[start]

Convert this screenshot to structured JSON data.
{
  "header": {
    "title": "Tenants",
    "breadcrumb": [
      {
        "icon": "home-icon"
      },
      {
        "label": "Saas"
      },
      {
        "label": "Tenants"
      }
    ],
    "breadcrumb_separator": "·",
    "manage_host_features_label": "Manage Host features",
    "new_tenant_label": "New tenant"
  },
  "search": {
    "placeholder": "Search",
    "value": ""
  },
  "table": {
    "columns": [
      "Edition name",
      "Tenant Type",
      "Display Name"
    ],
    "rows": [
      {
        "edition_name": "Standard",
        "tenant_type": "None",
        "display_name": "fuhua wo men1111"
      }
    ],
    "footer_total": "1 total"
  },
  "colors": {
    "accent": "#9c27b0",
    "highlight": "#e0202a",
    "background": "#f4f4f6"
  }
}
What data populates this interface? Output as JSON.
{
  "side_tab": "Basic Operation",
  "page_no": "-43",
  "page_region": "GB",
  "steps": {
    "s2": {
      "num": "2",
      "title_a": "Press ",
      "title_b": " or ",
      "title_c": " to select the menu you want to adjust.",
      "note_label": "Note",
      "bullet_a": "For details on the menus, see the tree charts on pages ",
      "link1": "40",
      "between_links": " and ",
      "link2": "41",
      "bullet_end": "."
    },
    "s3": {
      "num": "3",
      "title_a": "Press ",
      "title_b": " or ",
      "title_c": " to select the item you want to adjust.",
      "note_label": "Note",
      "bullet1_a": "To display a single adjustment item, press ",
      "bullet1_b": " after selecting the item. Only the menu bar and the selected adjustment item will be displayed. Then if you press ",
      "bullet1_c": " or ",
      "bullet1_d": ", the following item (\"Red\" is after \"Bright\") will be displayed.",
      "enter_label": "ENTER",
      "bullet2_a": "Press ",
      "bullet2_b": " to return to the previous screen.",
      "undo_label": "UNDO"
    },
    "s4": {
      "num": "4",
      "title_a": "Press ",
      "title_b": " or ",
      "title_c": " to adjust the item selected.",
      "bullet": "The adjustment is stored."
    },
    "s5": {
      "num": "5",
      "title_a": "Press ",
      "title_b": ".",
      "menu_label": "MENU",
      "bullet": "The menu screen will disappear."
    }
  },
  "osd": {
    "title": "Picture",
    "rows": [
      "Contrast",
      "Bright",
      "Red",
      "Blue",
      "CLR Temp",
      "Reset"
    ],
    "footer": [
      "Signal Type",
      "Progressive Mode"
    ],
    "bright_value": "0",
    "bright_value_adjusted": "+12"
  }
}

[end]

Your goal:
Write the material out again word for word.

Correct response:
Convert this screenshot to structured JSON data.
{
  "header": {
    "title": "Tenants",
    "breadcrumb": [
      {
        "icon": "home-icon"
      },
      {
        "label": "Saas"
      },
      {
        "label": "Tenants"
      }
    ],
    "breadcrumb_separator": "·",
    "manage_host_features_label": "Manage Host features",
    "new_tenant_label": "New tenant"
  },
  "search": {
    "placeholder": "Search",
    "value": ""
  },
  "table": {
    "columns": [
      "Edition name",
      "Tenant Type",
      "Display Name"
    ],
    "rows": [
      {
        "edition_name": "Standard",
        "tenant_type": "None",
        "display_name": "fuhua wo men1111"
      }
    ],
    "footer_total": "1 total"
  },
  "colors": {
    "accent": "#9c27b0",
    "highlight": "#e0202a",
    "background": "#f4f4f6"
  }
}
What data populates this interface? Output as JSON.
{
  "side_tab": "Basic Operation",
  "page_no": "-43",
  "page_region": "GB",
  "steps": {
    "s2": {
      "num": "2",
      "title_a": "Press ",
      "title_b": " or ",
      "title_c": " to select the menu you want to adjust.",
      "note_label": "Note",
      "bullet_a": "For details on the menus, see the tree charts on pages ",
      "link1": "40",
      "between_links": " and ",
      "link2": "41",
      "bullet_end": "."
    },
    "s3": {
      "num": "3",
      "title_a": "Press ",
      "title_b": " or ",
      "title_c": " to select the item you want to adjust.",
      "note_label": "Note",
      "bullet1_a": "To display a single adjustment item, press ",
      "bullet1_b": " after selecting the item. Only the menu bar and the selected adjustment item will be displayed. Then if you press ",
      "bullet1_c": " or ",
      "bullet1_d": ", the following item (\"Red\" is after \"Bright\") will be displayed.",
      "enter_label": "ENTER",
      "bullet2_a": "Press ",
      "bullet2_b": " to return to the previous screen.",
      "undo_label": "UNDO"
    },
    "s4": {
      "num": "4",
      "title_a": "Press ",
      "title_b": " or ",
      "title_c": " to adjust the item selected.",
      "bullet": "The adjustment is stored."
    },
    "s5": {
      "num": "5",
      "title_a": "Press ",
      "title_b": ".",
      "menu_label": "MENU",
      "bullet": "The menu screen will disappear."
    }
  },
  "osd": {
    "title": "Picture",
    "rows": [
      "Contrast",
      "Bright",
      "Red",
      "Blue",
      "CLR Temp",
      "Reset"
    ],
    "footer": [
      "Signal Type",
      "Progressive Mode"
    ],
    "bright_value": "0",
    "bright_value_adjusted": "+12"
  }
}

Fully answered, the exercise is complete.